_Records to use_
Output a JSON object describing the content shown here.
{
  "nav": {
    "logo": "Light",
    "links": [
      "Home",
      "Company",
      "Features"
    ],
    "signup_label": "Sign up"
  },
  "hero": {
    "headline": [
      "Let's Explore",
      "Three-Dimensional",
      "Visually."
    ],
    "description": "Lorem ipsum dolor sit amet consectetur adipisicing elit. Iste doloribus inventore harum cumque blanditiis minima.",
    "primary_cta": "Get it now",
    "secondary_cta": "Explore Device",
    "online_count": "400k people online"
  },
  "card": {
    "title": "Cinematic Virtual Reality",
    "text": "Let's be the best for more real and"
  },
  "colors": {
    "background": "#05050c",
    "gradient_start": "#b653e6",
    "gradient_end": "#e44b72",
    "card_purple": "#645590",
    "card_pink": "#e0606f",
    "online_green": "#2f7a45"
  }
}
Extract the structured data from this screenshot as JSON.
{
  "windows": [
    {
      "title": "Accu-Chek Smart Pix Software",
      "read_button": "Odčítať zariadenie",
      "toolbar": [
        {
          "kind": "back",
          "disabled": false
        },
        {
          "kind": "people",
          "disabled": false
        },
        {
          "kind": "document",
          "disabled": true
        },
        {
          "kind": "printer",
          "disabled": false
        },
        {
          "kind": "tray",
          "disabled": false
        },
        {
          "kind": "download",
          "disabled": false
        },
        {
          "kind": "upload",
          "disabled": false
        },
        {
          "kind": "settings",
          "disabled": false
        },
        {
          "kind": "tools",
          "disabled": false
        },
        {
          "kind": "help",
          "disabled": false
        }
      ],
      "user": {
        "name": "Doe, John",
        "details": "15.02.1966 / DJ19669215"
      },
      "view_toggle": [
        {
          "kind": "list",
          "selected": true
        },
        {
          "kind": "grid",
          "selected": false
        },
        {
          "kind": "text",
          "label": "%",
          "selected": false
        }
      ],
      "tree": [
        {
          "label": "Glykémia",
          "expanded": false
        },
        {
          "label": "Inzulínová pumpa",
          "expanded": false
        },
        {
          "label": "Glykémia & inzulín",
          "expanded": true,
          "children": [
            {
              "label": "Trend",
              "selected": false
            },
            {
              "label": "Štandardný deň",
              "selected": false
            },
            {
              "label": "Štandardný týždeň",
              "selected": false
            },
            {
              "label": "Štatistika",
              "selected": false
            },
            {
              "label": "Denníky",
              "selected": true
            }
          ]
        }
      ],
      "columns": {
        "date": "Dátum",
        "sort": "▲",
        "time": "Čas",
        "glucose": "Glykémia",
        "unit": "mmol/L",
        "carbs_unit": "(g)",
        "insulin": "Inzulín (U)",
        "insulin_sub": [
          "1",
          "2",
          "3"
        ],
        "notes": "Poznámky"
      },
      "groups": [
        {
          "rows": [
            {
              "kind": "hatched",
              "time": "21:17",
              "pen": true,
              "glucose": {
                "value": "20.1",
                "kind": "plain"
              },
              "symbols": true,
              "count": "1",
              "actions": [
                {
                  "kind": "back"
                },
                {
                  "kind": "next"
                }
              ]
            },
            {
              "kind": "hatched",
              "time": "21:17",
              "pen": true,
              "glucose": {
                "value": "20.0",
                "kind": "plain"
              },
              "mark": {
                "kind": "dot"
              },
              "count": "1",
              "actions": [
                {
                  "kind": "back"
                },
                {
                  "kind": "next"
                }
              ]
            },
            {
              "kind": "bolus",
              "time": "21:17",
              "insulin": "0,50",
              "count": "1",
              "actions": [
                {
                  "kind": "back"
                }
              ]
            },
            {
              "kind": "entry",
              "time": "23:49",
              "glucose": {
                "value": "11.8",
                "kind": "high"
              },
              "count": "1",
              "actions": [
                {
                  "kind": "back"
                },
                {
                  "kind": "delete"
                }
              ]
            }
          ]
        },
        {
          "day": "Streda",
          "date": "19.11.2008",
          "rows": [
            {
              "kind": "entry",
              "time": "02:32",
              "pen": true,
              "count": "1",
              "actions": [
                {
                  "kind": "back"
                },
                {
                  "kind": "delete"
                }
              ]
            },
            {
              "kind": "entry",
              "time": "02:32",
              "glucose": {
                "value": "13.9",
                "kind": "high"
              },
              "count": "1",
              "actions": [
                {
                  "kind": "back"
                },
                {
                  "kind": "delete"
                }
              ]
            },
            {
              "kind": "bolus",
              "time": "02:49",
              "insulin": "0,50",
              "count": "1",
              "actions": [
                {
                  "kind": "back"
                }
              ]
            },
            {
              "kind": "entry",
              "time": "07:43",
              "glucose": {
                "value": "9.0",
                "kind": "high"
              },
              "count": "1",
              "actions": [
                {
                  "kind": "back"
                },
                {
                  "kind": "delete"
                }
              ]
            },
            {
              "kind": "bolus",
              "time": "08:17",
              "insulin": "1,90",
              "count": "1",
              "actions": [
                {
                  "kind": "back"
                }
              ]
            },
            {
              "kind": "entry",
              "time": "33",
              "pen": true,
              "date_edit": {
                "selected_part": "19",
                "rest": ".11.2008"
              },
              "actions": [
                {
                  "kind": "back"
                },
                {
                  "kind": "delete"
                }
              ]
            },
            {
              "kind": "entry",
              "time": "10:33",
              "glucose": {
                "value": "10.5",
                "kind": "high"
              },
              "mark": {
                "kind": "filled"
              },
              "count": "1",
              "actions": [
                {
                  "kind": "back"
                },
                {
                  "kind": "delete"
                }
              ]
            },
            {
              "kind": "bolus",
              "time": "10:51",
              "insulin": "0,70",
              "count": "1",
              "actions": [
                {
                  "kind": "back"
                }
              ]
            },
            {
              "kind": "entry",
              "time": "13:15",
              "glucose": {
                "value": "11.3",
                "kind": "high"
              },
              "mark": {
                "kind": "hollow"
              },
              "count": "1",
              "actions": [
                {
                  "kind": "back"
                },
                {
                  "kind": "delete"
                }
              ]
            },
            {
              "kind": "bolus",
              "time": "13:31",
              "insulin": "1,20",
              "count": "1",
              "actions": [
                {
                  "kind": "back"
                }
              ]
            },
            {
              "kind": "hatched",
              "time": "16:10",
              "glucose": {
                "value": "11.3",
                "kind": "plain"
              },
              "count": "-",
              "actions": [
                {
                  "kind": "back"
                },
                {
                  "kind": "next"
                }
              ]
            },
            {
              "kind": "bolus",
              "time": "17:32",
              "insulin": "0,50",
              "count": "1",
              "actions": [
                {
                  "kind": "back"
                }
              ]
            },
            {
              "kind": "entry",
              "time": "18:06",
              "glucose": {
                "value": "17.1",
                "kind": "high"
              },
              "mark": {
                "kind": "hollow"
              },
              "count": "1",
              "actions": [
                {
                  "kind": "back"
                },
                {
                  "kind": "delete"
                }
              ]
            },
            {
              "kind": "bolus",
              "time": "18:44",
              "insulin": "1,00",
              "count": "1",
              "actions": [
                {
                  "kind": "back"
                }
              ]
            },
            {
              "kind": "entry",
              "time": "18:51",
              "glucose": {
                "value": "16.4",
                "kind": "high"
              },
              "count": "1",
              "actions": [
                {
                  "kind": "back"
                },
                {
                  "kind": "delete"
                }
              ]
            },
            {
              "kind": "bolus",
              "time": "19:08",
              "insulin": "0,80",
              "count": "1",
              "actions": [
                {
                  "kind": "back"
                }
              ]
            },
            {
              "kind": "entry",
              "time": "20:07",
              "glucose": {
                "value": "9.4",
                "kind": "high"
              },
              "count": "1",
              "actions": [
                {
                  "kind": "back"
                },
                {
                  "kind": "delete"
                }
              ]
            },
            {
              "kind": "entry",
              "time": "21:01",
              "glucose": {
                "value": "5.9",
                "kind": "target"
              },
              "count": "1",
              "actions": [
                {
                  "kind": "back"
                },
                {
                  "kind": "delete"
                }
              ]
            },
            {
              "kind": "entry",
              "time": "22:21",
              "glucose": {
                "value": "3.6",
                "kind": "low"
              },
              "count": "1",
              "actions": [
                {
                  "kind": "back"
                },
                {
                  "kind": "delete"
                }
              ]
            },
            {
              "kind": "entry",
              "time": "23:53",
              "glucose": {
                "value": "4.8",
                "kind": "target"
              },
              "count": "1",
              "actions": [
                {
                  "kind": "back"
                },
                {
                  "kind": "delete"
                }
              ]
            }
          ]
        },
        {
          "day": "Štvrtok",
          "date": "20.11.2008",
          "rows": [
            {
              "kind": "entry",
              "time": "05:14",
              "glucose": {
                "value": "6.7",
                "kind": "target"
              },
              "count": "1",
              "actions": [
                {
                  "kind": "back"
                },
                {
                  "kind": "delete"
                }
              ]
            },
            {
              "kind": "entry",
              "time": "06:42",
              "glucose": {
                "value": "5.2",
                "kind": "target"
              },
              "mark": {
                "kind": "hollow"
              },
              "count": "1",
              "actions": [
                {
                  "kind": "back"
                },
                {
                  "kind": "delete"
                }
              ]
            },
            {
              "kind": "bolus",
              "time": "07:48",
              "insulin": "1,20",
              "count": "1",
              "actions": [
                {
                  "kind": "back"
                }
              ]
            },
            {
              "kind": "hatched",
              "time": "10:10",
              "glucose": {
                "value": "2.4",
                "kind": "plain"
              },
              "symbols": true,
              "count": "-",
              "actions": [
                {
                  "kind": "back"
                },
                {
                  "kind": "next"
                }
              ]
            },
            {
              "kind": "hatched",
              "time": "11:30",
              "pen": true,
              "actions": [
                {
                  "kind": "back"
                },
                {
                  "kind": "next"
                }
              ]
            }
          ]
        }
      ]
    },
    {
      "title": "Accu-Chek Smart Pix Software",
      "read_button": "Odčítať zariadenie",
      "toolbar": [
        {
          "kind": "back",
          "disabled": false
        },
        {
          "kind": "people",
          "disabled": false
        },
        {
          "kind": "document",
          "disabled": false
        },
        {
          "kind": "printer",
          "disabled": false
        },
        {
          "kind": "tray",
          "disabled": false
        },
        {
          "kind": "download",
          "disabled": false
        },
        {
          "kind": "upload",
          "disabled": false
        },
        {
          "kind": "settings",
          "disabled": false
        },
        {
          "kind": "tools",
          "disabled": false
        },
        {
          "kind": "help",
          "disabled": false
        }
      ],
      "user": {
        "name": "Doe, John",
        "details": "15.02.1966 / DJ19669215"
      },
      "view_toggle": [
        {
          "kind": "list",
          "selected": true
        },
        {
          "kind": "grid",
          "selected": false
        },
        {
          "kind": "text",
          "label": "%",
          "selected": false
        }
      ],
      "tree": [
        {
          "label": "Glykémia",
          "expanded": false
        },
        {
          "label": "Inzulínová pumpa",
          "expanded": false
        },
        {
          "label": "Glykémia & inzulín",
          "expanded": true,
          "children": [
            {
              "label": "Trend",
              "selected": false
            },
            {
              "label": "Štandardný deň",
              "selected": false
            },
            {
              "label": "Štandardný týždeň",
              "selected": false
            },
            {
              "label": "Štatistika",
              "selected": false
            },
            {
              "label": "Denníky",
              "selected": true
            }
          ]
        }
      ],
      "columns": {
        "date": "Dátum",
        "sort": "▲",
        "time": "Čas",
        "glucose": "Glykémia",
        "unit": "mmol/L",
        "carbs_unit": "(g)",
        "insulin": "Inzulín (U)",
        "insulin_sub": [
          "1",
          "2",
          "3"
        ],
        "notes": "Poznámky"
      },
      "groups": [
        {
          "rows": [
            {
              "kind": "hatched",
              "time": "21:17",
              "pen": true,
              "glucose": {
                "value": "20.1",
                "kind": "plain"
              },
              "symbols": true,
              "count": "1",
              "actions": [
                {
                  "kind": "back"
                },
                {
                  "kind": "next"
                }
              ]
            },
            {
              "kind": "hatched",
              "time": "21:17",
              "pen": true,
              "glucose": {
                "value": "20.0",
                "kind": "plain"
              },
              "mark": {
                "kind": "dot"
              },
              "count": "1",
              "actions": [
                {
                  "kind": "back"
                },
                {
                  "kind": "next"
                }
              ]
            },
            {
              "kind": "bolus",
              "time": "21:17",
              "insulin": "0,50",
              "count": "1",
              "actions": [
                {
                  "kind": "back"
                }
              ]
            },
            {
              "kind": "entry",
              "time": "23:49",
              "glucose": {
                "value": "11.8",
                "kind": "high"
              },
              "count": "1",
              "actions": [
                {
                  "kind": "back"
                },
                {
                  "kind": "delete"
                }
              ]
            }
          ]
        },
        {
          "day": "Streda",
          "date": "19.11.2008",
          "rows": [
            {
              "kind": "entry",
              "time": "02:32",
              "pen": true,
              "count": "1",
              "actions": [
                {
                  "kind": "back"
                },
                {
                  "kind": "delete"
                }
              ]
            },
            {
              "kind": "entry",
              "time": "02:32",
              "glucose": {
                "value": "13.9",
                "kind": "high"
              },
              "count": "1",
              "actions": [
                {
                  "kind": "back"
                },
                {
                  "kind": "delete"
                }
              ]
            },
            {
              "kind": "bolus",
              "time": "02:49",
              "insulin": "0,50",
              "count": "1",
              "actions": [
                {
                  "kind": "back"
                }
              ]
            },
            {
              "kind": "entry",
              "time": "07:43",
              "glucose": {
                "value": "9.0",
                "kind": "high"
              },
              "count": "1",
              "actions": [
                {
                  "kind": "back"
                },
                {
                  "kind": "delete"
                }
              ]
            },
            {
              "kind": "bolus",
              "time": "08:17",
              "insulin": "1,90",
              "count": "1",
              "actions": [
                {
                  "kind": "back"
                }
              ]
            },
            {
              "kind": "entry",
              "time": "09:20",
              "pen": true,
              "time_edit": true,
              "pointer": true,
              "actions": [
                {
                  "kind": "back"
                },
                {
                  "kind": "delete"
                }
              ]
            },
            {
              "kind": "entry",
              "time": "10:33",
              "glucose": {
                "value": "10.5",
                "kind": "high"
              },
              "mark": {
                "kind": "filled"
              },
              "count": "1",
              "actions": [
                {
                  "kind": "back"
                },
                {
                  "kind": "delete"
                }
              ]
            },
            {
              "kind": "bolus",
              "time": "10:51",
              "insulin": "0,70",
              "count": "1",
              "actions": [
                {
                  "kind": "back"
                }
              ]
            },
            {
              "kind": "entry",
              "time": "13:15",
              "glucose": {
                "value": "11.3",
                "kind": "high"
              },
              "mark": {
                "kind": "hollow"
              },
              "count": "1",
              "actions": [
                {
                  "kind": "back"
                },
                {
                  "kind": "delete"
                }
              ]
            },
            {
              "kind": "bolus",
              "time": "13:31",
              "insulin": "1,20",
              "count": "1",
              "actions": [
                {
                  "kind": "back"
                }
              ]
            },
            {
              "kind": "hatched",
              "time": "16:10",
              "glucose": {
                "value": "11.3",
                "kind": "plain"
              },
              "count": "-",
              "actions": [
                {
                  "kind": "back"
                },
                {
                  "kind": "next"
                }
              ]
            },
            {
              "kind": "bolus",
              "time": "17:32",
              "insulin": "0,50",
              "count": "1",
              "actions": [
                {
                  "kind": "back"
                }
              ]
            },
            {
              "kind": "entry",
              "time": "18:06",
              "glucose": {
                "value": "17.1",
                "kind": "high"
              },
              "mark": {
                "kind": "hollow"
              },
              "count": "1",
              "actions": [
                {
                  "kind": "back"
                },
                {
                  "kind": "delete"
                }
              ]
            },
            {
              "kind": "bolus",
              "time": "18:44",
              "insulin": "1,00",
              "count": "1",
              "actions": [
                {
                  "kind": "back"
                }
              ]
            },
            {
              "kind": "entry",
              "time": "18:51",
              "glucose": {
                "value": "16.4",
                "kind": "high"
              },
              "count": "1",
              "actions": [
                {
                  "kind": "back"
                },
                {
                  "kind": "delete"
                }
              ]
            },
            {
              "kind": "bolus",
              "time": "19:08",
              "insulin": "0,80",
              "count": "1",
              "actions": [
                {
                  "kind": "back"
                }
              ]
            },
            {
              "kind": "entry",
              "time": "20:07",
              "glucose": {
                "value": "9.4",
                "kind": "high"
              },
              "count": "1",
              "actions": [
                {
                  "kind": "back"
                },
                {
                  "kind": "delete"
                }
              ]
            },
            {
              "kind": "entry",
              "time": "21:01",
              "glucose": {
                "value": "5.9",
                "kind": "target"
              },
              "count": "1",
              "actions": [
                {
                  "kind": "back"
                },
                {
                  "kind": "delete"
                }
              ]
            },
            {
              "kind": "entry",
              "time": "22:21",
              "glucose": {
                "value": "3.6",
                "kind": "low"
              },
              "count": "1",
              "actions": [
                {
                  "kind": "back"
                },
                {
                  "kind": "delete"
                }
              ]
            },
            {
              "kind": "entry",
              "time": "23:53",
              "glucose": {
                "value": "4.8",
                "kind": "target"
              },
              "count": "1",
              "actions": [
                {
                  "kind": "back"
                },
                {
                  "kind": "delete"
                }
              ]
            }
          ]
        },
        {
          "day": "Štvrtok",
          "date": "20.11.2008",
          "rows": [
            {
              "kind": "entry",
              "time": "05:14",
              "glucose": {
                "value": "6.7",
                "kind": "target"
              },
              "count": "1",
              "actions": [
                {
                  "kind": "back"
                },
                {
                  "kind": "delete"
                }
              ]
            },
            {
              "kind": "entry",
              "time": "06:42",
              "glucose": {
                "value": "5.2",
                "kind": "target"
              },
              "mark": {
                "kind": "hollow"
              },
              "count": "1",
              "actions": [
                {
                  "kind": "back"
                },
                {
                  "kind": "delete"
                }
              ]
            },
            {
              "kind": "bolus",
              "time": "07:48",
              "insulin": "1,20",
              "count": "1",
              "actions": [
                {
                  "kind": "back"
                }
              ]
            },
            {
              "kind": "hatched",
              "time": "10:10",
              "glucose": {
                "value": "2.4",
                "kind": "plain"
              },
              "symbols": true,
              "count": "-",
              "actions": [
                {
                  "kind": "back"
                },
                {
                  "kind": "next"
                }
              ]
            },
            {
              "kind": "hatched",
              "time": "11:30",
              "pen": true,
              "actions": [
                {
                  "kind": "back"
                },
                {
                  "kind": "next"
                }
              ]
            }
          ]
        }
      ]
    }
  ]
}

_Problem to work on_
The answer is a single number, the count of lines in the records that contain the string "Explore".

_Exercise result_
2